■ Exercise requirements: Please format the data from the line with "new-study-session-button[interactable]: + New" up to and including the line with "pencil-icon[interactable]: ✎ —" as a JSON list of strings, one string per line, leaving out blank lines.

■ Given data:
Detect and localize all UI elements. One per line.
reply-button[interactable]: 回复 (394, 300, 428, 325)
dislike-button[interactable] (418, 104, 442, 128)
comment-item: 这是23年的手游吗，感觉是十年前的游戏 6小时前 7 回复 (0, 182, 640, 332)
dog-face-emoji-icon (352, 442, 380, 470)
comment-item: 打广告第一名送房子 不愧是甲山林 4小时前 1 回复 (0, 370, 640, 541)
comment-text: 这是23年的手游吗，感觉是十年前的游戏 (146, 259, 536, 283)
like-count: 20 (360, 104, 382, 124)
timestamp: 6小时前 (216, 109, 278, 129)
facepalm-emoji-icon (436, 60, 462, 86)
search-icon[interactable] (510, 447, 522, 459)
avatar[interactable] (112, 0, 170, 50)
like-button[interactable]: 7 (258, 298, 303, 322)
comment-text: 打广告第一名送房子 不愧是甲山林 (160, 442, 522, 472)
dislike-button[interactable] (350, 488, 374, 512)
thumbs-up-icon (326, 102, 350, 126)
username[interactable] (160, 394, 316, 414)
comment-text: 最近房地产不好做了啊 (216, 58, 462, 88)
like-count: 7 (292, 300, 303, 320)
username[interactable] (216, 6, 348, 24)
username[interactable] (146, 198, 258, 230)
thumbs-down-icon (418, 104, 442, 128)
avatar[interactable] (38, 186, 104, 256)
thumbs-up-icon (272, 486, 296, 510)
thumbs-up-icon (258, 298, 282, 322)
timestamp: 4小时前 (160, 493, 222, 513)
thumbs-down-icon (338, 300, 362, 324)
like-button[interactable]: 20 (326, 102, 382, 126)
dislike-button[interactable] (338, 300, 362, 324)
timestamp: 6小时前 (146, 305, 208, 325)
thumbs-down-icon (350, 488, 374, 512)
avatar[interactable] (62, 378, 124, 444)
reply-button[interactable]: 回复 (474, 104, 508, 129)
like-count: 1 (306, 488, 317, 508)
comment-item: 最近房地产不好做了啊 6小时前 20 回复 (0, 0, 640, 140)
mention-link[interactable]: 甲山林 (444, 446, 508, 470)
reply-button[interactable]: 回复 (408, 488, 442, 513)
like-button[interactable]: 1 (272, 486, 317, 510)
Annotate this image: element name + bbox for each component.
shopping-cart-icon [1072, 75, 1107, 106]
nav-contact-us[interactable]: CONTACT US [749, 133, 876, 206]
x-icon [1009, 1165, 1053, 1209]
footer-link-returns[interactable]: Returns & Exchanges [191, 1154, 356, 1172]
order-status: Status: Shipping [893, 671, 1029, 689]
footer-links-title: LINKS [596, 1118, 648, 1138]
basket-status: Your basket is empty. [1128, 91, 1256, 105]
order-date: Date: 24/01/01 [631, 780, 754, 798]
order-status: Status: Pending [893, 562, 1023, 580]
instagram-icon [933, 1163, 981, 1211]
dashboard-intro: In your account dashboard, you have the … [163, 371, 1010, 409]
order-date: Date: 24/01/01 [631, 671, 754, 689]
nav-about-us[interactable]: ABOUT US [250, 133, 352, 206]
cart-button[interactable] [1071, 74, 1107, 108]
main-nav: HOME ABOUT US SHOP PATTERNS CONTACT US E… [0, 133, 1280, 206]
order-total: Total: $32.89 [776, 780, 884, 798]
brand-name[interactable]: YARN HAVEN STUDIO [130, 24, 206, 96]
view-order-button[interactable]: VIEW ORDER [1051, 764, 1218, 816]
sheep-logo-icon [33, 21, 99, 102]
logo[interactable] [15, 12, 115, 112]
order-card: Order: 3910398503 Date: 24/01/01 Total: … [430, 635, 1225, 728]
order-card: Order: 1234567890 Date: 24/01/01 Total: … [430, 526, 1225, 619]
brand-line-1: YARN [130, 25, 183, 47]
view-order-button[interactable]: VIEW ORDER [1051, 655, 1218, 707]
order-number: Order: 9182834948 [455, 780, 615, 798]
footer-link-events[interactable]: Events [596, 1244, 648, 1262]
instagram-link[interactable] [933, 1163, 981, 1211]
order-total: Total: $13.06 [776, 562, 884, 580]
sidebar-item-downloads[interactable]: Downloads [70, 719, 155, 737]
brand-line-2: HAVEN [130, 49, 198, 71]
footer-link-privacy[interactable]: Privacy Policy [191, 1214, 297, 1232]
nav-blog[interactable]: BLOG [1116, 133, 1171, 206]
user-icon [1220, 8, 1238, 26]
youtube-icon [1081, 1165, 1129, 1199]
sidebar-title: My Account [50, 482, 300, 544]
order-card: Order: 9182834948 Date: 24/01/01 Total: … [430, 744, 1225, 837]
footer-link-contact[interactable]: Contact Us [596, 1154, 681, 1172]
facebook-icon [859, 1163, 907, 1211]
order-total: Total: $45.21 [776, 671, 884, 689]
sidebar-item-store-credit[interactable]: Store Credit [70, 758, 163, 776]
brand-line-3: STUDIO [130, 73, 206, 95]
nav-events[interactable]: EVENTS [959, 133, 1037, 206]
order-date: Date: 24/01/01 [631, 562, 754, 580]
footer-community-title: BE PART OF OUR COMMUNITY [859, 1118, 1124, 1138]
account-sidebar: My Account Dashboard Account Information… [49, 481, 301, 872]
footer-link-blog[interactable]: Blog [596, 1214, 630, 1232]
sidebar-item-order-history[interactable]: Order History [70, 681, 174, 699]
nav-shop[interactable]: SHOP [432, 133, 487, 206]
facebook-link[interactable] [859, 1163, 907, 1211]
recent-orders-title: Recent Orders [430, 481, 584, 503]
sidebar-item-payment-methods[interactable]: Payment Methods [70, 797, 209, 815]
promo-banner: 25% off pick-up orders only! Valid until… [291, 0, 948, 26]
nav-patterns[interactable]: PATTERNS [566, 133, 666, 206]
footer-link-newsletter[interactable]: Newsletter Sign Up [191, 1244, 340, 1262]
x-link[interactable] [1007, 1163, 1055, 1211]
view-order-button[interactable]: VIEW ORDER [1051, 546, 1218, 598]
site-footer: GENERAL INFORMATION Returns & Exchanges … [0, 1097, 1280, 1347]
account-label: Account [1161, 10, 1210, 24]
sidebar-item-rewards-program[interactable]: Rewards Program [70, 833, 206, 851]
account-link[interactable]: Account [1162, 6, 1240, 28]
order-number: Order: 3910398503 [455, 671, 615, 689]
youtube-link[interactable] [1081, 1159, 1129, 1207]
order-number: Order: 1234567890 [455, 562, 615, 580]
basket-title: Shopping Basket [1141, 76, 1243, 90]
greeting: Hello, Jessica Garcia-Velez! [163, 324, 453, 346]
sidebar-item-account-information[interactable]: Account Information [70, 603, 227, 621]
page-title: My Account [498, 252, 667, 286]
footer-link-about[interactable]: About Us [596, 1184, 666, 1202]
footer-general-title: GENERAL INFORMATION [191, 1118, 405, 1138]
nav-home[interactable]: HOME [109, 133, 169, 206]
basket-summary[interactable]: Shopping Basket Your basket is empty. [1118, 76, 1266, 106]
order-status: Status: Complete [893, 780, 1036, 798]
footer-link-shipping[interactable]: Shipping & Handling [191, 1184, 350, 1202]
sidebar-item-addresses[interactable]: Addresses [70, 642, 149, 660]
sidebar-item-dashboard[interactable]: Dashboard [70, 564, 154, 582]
--
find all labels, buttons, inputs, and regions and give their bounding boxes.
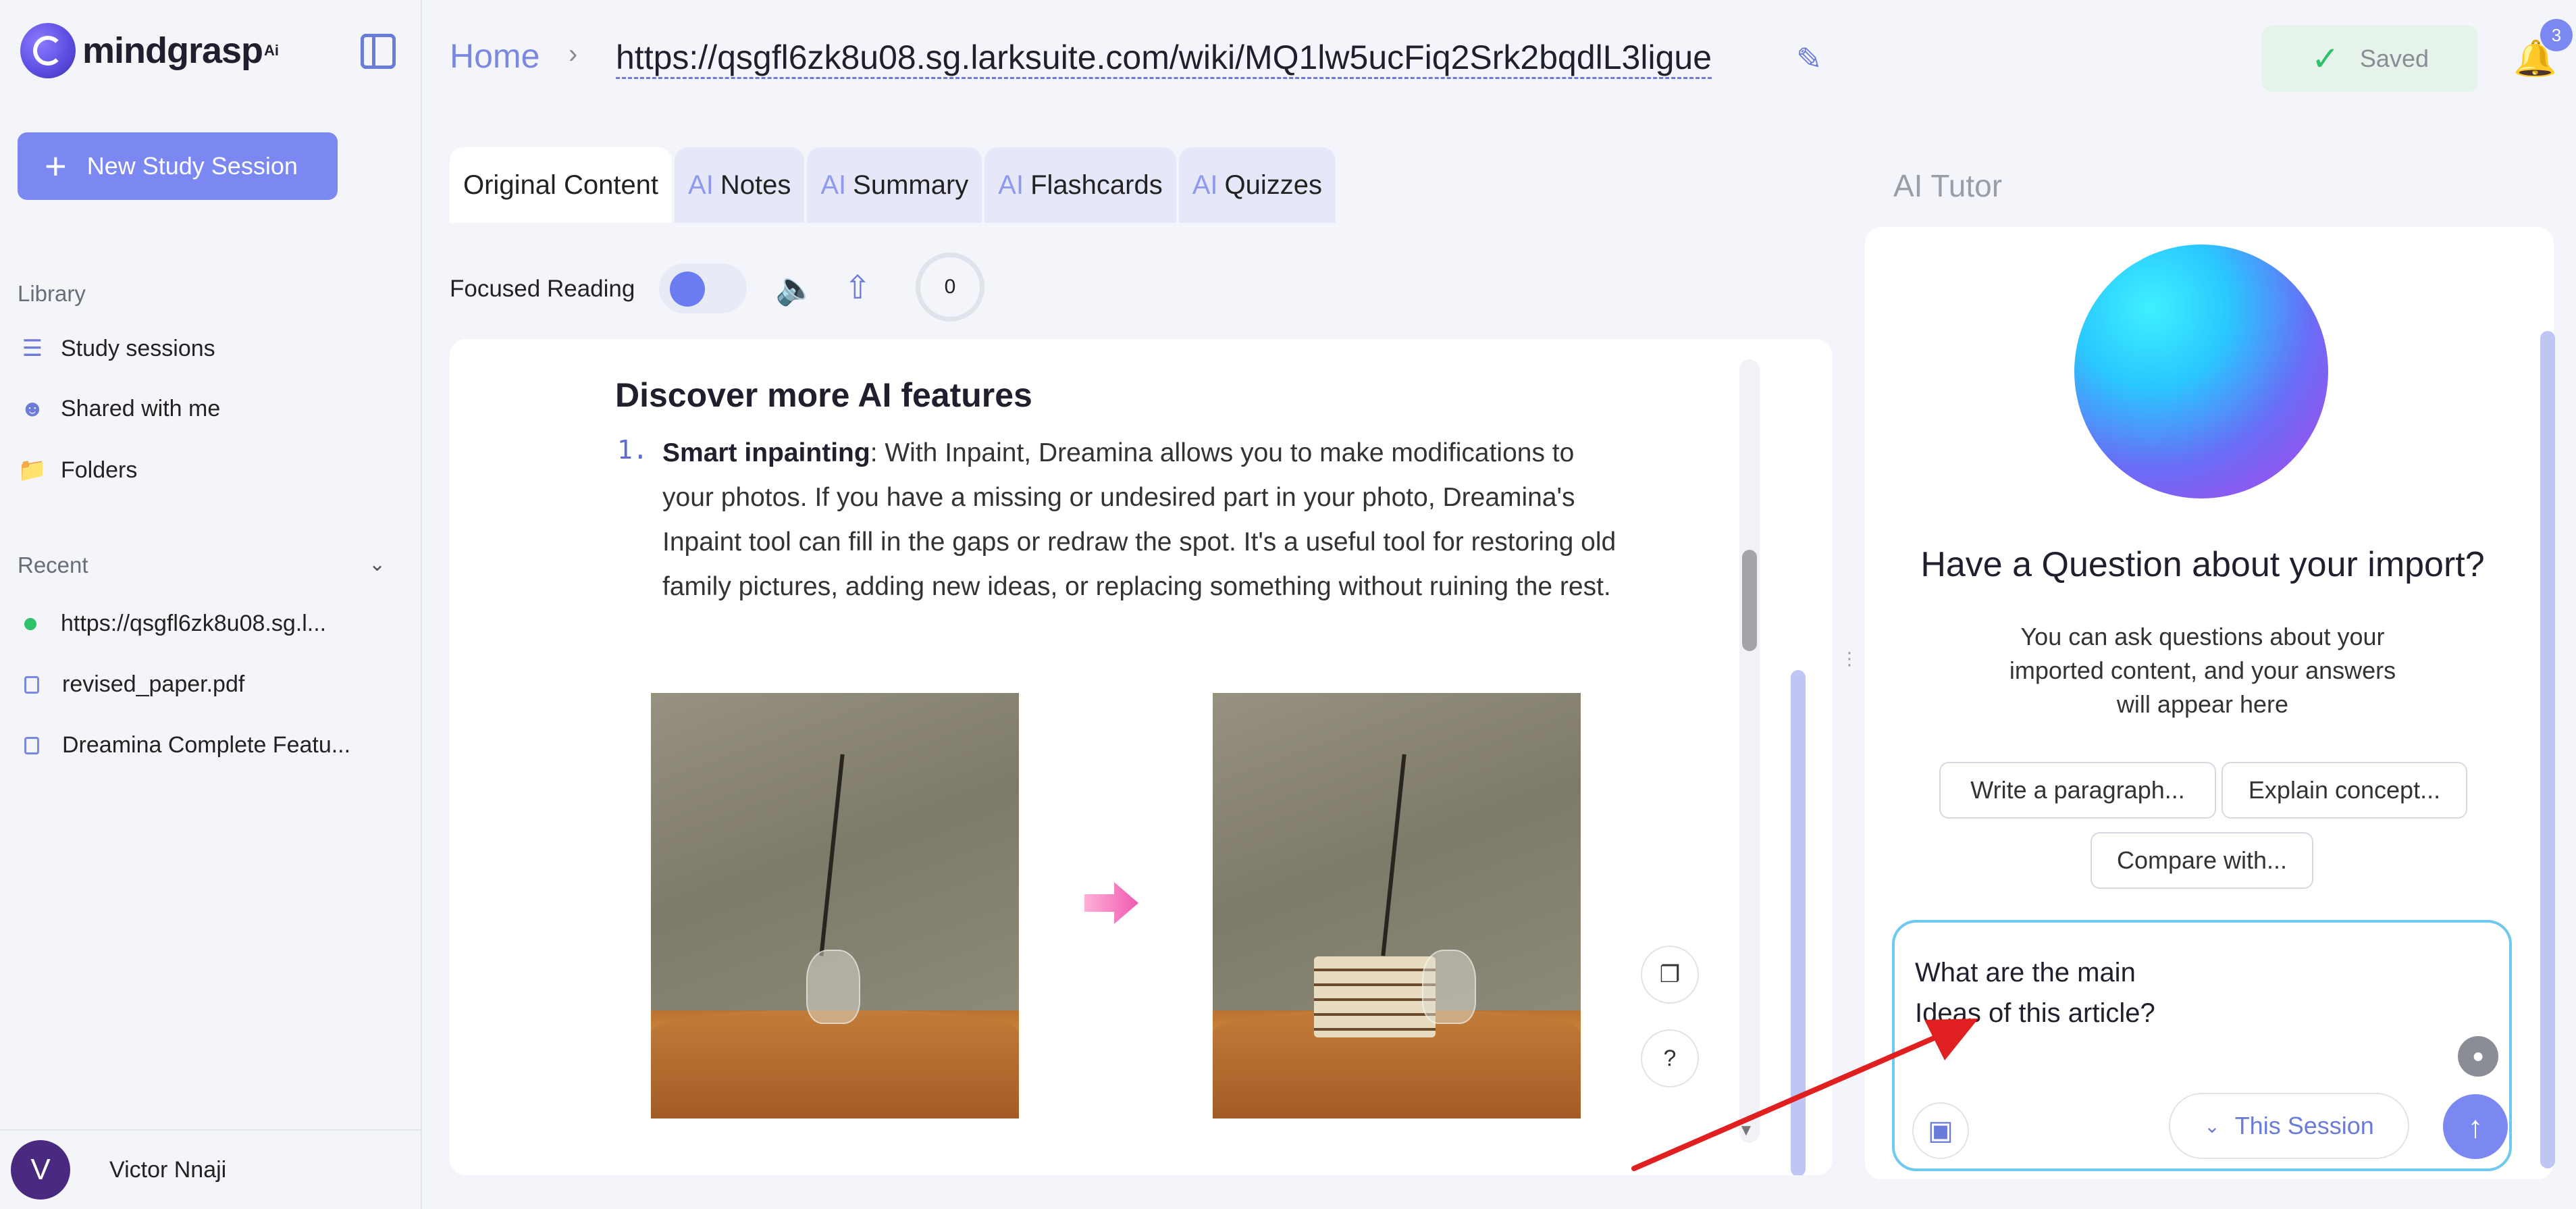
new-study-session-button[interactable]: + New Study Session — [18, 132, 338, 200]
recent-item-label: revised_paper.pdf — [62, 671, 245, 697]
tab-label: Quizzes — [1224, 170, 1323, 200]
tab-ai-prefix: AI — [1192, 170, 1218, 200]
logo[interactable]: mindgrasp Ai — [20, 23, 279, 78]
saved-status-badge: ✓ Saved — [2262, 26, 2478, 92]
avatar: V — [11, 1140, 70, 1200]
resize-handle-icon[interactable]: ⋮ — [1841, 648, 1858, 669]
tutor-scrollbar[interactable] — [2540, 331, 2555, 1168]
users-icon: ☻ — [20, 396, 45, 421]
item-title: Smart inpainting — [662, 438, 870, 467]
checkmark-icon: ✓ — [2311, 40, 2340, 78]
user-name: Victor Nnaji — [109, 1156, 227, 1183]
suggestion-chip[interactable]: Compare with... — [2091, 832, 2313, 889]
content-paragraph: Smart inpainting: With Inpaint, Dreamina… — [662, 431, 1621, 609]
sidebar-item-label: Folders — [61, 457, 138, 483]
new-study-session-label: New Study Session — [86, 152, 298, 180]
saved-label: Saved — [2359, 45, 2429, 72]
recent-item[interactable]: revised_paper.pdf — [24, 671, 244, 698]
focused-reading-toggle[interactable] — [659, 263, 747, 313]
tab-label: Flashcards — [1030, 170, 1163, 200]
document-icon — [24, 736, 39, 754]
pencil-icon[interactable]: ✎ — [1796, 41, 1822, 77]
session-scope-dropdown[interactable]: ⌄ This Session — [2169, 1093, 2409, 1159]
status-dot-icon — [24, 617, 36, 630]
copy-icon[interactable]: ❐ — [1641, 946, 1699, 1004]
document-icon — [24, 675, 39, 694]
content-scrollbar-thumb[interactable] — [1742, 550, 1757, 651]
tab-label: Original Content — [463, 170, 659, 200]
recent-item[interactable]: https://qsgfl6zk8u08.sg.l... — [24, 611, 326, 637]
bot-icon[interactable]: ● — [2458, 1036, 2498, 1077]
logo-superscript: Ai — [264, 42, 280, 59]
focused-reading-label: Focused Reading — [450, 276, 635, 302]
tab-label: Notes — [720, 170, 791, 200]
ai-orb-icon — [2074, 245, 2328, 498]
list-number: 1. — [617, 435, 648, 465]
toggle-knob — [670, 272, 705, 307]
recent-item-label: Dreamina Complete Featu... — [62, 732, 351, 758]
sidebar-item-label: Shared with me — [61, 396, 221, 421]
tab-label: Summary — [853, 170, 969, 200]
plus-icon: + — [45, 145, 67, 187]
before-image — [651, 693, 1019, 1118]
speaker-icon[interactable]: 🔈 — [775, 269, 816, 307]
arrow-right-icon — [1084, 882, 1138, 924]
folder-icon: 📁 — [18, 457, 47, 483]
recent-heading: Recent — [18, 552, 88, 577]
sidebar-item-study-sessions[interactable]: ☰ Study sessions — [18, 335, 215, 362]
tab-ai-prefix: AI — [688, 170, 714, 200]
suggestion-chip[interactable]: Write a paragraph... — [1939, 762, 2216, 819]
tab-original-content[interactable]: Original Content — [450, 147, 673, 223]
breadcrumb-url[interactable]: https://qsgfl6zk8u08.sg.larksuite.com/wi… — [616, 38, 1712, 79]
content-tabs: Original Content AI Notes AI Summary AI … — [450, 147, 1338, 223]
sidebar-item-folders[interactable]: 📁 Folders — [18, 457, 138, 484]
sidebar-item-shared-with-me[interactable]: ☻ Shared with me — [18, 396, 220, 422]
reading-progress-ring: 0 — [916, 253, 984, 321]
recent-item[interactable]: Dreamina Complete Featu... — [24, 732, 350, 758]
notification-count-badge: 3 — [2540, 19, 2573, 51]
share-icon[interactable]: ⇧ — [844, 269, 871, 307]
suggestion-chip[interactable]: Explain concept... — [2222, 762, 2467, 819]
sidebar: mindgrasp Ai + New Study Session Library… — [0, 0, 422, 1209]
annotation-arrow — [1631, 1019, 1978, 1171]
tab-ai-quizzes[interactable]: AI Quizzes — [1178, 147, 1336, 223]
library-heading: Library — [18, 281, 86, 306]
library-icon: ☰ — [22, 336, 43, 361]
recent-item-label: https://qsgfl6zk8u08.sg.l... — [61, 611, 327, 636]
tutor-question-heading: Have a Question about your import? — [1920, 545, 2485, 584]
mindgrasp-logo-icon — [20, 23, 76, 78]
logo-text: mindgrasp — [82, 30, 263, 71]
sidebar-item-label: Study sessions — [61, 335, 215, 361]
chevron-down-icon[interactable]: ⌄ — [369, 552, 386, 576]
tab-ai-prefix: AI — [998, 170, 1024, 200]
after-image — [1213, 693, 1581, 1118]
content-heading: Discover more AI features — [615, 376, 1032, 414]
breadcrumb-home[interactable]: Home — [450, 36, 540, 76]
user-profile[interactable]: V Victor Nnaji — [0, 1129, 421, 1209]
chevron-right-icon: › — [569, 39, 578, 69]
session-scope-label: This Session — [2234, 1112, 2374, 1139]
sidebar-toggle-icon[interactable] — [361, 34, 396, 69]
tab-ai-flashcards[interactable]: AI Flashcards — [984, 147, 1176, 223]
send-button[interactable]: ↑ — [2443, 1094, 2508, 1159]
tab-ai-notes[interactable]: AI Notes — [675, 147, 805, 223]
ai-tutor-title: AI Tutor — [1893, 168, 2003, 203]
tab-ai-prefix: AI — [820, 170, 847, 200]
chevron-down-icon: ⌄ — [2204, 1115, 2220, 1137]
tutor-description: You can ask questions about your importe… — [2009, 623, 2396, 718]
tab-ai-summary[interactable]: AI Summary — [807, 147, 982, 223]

■ Solution for this exercise:
[
  "new-study-session-button[interactable]: + New Study Session — [18, 132, 338, 200]",
  "recent-item-label: revised_paper.pdf — [62, 671, 245, 697]",
  "tab-label: Quizzes — [1224, 170, 1323, 200]",
  "tab-ai-prefix: AI — [1192, 170, 1218, 200]",
  "logo[interactable]: mindgrasp Ai — [20, 23, 279, 78]",
  "saved-status-badge: ✓ Saved — [2262, 26, 2478, 92]",
  "avatar: V — [11, 1140, 70, 1200]",
  "resize-handle-icon[interactable]: ⋮ — [1841, 648, 1858, 669]",
  "tutor-scrollbar[interactable] — [2540, 331, 2555, 1168]",
  "users-icon: ☻ — [20, 396, 45, 421]",
  "item-title: Smart inpainting — [662, 438, 870, 467]",
  "checkmark-icon: ✓ — [2311, 40, 2340, 78]",
  "user-name: Victor Nnaji — [109, 1156, 227, 1183]",
  "suggestion-chip[interactable]: Compare with... — [2091, 832, 2313, 889]",
  "content-paragraph: Smart inpainting: With Inpaint, Dreamina… — [662, 431, 1621, 609]",
  "sidebar-item-label: Folders — [61, 457, 138, 483]",
  "new-study-session-label: New Study Session — [86, 152, 298, 180]",
  "saved-label: Saved — [2359, 45, 2429, 72]",
  "recent-item[interactable]: revised_paper.pdf — [24, 671, 244, 698]",
  "focused-reading-toggle[interactable] — [659, 263, 747, 313]",
  "tab-label: Flashcards — [1030, 170, 1163, 200]",
  "document-icon — [24, 736, 39, 754]",
  "pencil-icon[interactable]: ✎ — [1796, 41, 1822, 77]"
]